▸ WRITTEN REQUEST A
Write out the passage on ruins and restoration word for word, starting with "The recent resurgence" and going on through "to an artifice.".

## Start SELECTED PASSAGE

The recent resurgence in the trend toward architectural restoration has meant that the subject of ruins has undergone something of a revival. Against the vaguely postmodern inclination to render the past kitsch, the term heritage has had the effect of conferring value upon place. If the antihistoric rhetoric of modernity (and to some extent postmodernity) has lost favor, then there is no smaller danger than that buildings are restored merely by dint of their age despite their aesthetic attributes. What is at stake in this restorative trend is the loss of a ruin's original vitality, thereby reducing the artifact to an artifice.

## End SELECTED PASSAGE

▸ WRITTEN REQUEST B
Put the lines of the entries below into a JSON list of strings, one string per line and no blank lines, starting with the line with "bar-4-6 <box>709 345 729 384</box>" and going on through the line with "y-tick-label: 20, 000". Include nothing else.

## Start RECORDS TO PROCESS

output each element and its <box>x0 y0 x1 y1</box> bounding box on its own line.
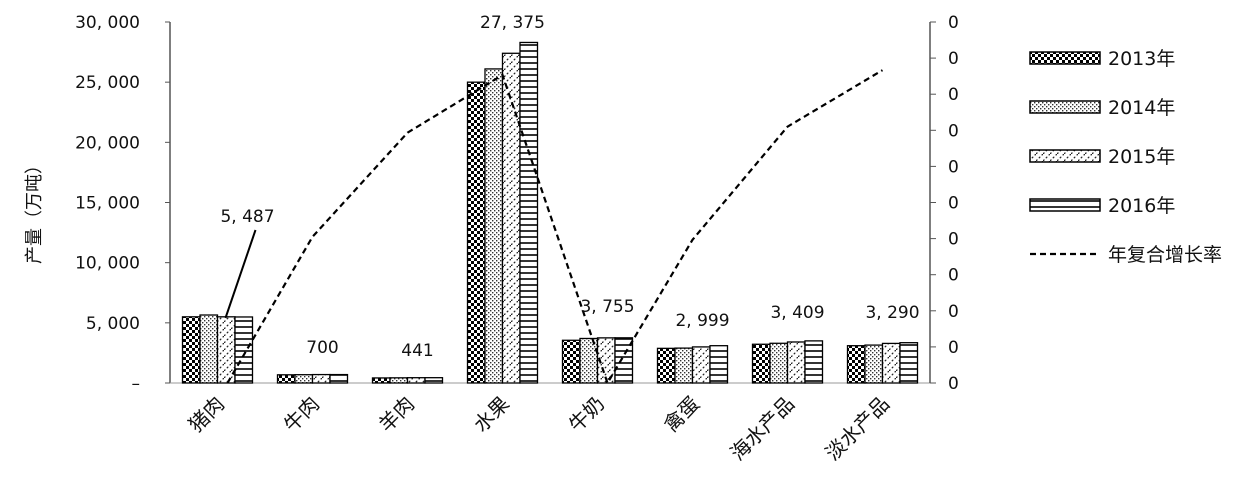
bar-4-6 <box>709 345 729 384</box>
bar-4-8 <box>899 342 919 384</box>
legend-label-growth: 年复合增长率 <box>1108 244 1222 266</box>
legend-label-1: 2013年 <box>1108 48 1175 70</box>
bar-4-5 <box>614 337 634 384</box>
y-tick-label: 20, 000 <box>75 133 140 153</box>
bar-3-2 <box>311 373 331 384</box>
bar-3-6 <box>691 346 711 384</box>
legend-label-3: 2015年 <box>1108 146 1175 168</box>
y-axis-left: – 5, 000 10, 000 15, 000 20, 000 25, 000 30, 0… <box>75 13 930 394</box>
category-label-7: 海水产品 <box>725 392 799 466</box>
bar-2-3 <box>389 377 409 384</box>
bar-4-1 <box>234 316 254 384</box>
bars <box>181 41 919 384</box>
y-tick-label: 25, 000 <box>75 73 140 93</box>
data-label-8: 3, 290 <box>865 303 919 323</box>
bar-2-2 <box>294 374 314 384</box>
bar-2-1 <box>199 314 219 384</box>
bar-1-4 <box>466 81 486 384</box>
bar-2-6 <box>674 347 694 384</box>
bar-1-7 <box>751 343 771 384</box>
data-label-7: 3, 409 <box>770 303 824 323</box>
category-label-4: 水果 <box>469 392 514 437</box>
bar-3-3 <box>406 377 426 384</box>
bar-1-8 <box>846 345 866 384</box>
data-label-4: 27, 375 <box>480 13 545 33</box>
category-label-2: 牛肉 <box>279 392 324 437</box>
bar-2-8 <box>864 344 884 384</box>
bar-2-4 <box>484 68 504 384</box>
y2-tick-label: 0 <box>948 230 959 250</box>
legend-swatch-1 <box>1029 51 1101 65</box>
y2-tick-label: 0 <box>948 85 959 105</box>
y2-tick-label: 0 <box>948 338 959 358</box>
y-tick-label: 30, 000 <box>75 13 140 33</box>
y2-tick-label: 0 <box>948 121 959 141</box>
data-label-leader <box>224 229 257 319</box>
y-axis-title: 产量（万吨） <box>24 156 45 264</box>
legend-label-2: 2014年 <box>1108 97 1175 119</box>
bar-4-3 <box>424 377 444 384</box>
category-label-6: 禽蛋 <box>659 392 704 437</box>
bar-2-7 <box>769 342 789 384</box>
bar-4-2 <box>329 373 349 384</box>
y-tick-label: 15, 000 <box>75 194 140 214</box>
growth-line <box>226 69 884 386</box>
bar-3-8 <box>881 342 901 384</box>
bar-1-1 <box>181 316 201 384</box>
bar-4-4 <box>519 41 539 384</box>
bar-2-5 <box>579 337 599 384</box>
category-label-5: 牛奶 <box>564 392 609 437</box>
legend-swatch-3 <box>1029 149 1101 163</box>
y2-tick-label: 0 <box>948 157 959 177</box>
data-label-5: 3, 755 <box>580 297 634 317</box>
data-labels: 5, 487 700 441 27, 375 3, 755 2, 999 3, 409 3, … <box>220 13 919 361</box>
y2-tick-label: 0 <box>948 13 959 33</box>
bar-1-3 <box>371 377 391 384</box>
y2-tick-label: 0 <box>948 266 959 286</box>
bar-3-7 <box>786 341 806 384</box>
growth-line-path <box>226 69 884 386</box>
y2-tick-label: 0 <box>948 374 959 394</box>
y2-tick-label: 0 <box>948 194 959 214</box>
y-tick-label: 5, 000 <box>86 314 140 334</box>
bar-1-2 <box>276 374 296 384</box>
bar-1-5 <box>561 339 581 384</box>
category-label-3: 羊肉 <box>374 392 419 437</box>
category-label-8: 淡水产品 <box>820 392 894 466</box>
y-tick-label: 10, 000 <box>75 254 140 274</box>
data-label-1: 5, 487 <box>220 207 274 227</box>
category-label-1: 猪肉 <box>184 392 229 437</box>
bar-4-7 <box>804 340 824 384</box>
data-label-6: 2, 999 <box>675 311 729 331</box>
data-label-2: 700 <box>306 338 338 358</box>
legend-label-4: 2016年 <box>1108 195 1175 217</box>
y-axis-right: 0 0 0 0 0 0 0 0 0 0 0 <box>929 13 959 394</box>
data-label-3: 441 <box>401 341 433 361</box>
y2-tick-label: 0 <box>948 302 959 322</box>
legend-swatch-2 <box>1029 100 1101 114</box>
bar-1-6 <box>656 347 676 384</box>
category-labels: 猪肉 牛肉 羊肉 水果 牛奶 禽蛋 海水产品 淡水产品 <box>184 392 894 466</box>
y2-tick-label: 0 <box>948 49 959 69</box>
y-tick-label: – <box>132 374 141 394</box>
legend-swatch-4 <box>1029 198 1101 212</box>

## End RECORDS TO PROCESS

▸ TASK ANSWER A
The recent resurgence in the trend toward architectural restoration has meant that the subject of ruins has undergone something of a revival. Against the vaguely postmodern inclination to render the past kitsch, the term heritage has had the effect of conferring value upon place. If the antihistoric rhetoric of modernity (and to some extent postmodernity) has lost favor, then there is no smaller danger than that buildings are restored merely by dint of their age despite their aesthetic attributes. What is at stake in this restorative trend is the loss of a ruin's original vitality, thereby reducing the artifact to an artifice.

▸ TASK ANSWER B
[
  "bar-4-6 <box>709 345 729 384</box>",
  "bar-4-8 <box>899 342 919 384</box>",
  "legend-label-growth: 年复合增长率 <box>1108 244 1222 266</box>",
  "legend-label-1: 2013年 <box>1108 48 1175 70</box>",
  "bar-4-5 <box>614 337 634 384</box>",
  "y-tick-label: 20, 000 <box>75 133 140 153</box>"
]